* WRITTEN PROBLEM *
Work out how many lines in the listing below include the word "实现中华民族伟大复兴". Give nothing but the number.

* INFORMATION SHOWN *
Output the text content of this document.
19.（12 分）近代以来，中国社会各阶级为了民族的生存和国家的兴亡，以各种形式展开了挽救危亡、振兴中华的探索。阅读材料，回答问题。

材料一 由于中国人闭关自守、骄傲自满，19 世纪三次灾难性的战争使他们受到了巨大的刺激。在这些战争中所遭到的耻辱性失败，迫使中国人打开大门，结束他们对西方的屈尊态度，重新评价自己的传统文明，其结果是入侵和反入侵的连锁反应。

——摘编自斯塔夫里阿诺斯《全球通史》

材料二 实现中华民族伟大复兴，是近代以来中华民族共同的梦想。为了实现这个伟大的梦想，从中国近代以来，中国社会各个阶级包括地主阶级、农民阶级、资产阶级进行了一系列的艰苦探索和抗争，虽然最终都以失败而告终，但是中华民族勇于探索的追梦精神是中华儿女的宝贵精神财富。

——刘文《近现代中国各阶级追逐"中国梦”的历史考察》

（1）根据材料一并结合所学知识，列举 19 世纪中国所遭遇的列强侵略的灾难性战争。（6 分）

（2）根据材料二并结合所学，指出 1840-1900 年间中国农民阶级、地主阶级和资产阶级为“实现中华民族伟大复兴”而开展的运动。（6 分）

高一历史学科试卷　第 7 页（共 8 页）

* SOLVED PROBLEM *
2